* [RECORDS]
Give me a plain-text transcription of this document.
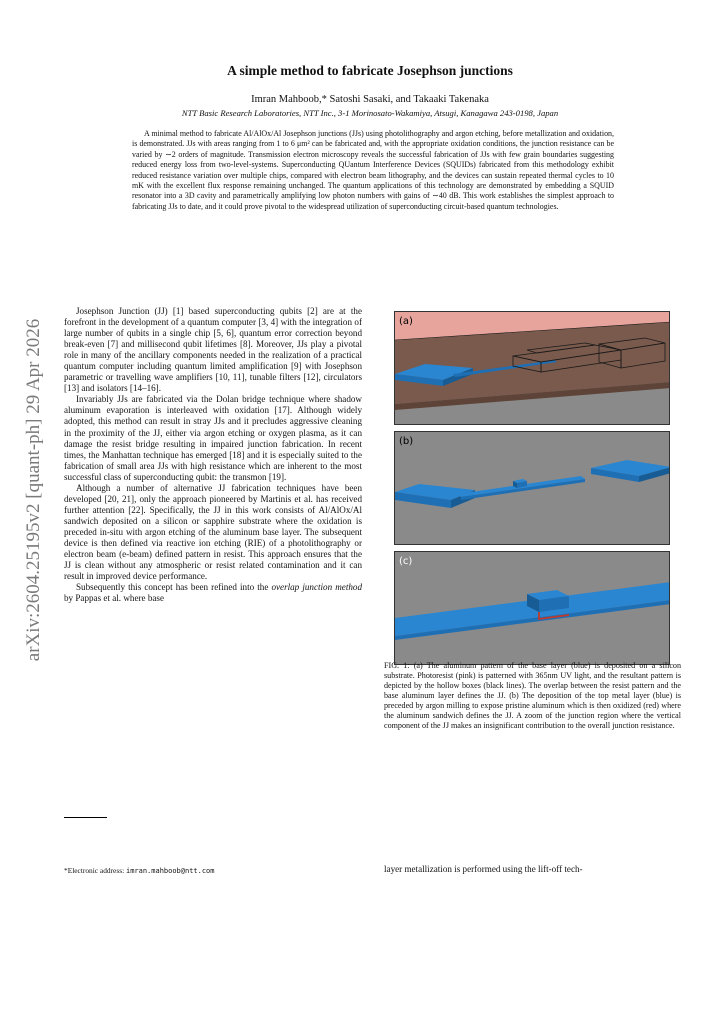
arXiv:2604.25195v2 [quant-ph] 29 Apr 2026
A simple method to fabricate Josephson junctions
Imran Mahboob,* Satoshi Sasaki, and Takaaki Takenaka
NTT Basic Research Laboratories, NTT Inc., 3-1 Morinosato-Wakamiya, Atsugi, Kanagawa 243-0198, Japan
A minimal method to fabricate Al/AlOx/Al Josephson junctions (JJs) using photolithography and argon etching, before metallization and oxidation, is demonstrated. JJs with areas ranging from 1 to 6 μm² can be fabricated and, with the appropriate oxidation conditions, the junction resistance can be varied by ∼2 orders of magnitude. Transmission electron microscopy reveals the successful fabrication of JJs with few grain boundaries suggesting reduced energy loss from two-level-systems. Superconducting QUantum Interference Devices (SQUIDs) fabricated from this methodology exhibit reduced resistance variation over multiple chips, compared with electron beam lithography, and the devices can sustain repeated thermal cycles to 10 mK with the excellent flux response remaining unchanged. The quantum applications of this technology are demonstrated by embedding a SQUID resonator into a 3D cavity and parametrically amplifying low photon numbers with gains of ∼40 dB. This work establishes the simplest approach to fabricating JJs to date, and it could prove pivotal to the widespread utilization of superconducting circuit-based quantum technologies.

Josephson Junction (JJ) [1] based superconducting qubits [2] are at the forefront in the development of a quantum computer [3, 4] with the integration of large number of qubits in a single chip [5, 6], quantum error correction beyond break-even [7] and millisecond qubit lifetimes [8]. Moreover, JJs play a pivotal role in many of the ancillary components needed in the realization of a practical quantum computer including quantum limited amplification [9] with Josephson parametric or travelling wave amplifiers [10, 11], tunable filters [12], circulators [13] and isolators [14–16].

Invariably JJs are fabricated via the Dolan bridge technique where shadow aluminum evaporation is interleaved with oxidation [17]. Although widely adopted, this method can result in stray JJs and it precludes aggressive cleaning in the proximity of the JJ, either via argon etching or oxygen plasma, as it can damage the resist bridge resulting in impaired junction fabrication. In recent times, the Manhattan technique has emerged [18] and it is especially suited to the fabrication of small area JJs with high resistance which are inherent to the most successful class of superconducting qubit: the transmon [19].

Although a number of alternative JJ fabrication techniques have been developed [20, 21], only the approach pioneered by Martinis et al. has received further attention [22]. Specifically, the JJ in this work consists of Al/AlOx/Al sandwich deposited on a silicon or sapphire substrate where the oxidation is preceded in-situ with argon etching of the aluminum base layer. The subsequent device is then defined via reactive ion etching (RIE) of a photolithography or electron beam (e-beam) defined pattern in resist. This approach ensures that the JJ is clean without any atmospheric or resist related contamination and it can result in improved device performance.

Subsequently this concept has been refined into the overlap junction method by Pappas et al. where base

(a)
(b)
(c)
FIG. 1: (a) The aluminum pattern of the base layer (blue) is deposited on a silicon substrate. Photoresist (pink) is patterned with 365nm UV light, and the resultant pattern is depicted by the hollow boxes (black lines). The overlap between the resist pattern and the base aluminum layer defines the JJ. (b) The deposition of the top metal layer (blue) is preceded by argon milling to expose pristine aluminum which is then oxidized (red) where the aluminum sandwich defines the JJ. A zoom of the junction region where the vertical component of the JJ makes an insignificant contribution to the overall junction resistance.
*Electronic address: imran.mahboob@ntt.com	layer metallization is performed using the lift-off tech-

* [YOUR OBJECTIVE]
Copy all lines from the data that hold the word "then".

* [RESULT OF THIS TASK]
Although a number of alternative JJ fabrication techniques have been developed [20, 21], only the approach pioneered by Martinis et al. has received further attention [22]. Specifically, the JJ in this work consists of Al/AlOx/Al sandwich deposited on a silicon or sapphire substrate where the oxidation is preceded in-situ with argon etching of the aluminum base layer. The subsequent device is then defined via reactive ion etching (RIE) of a photolithography or electron beam (e-beam) defined pattern in resist. This approach ensures that the JJ is clean without any atmospheric or resist related contamination and it can result in improved device performance.
FIG. 1: (a) The aluminum pattern of the base layer (blue) is deposited on a silicon substrate. Photoresist (pink) is patterned with 365nm UV light, and the resultant pattern is depicted by the hollow boxes (black lines). The overlap between the resist pattern and the base aluminum layer defines the JJ. (b) The deposition of the top metal layer (blue) is preceded by argon milling to expose pristine aluminum which is then oxidized (red) where the aluminum sandwich defines the JJ. A zoom of the junction region where the vertical component of the JJ makes an insignificant contribution to the overall junction resistance.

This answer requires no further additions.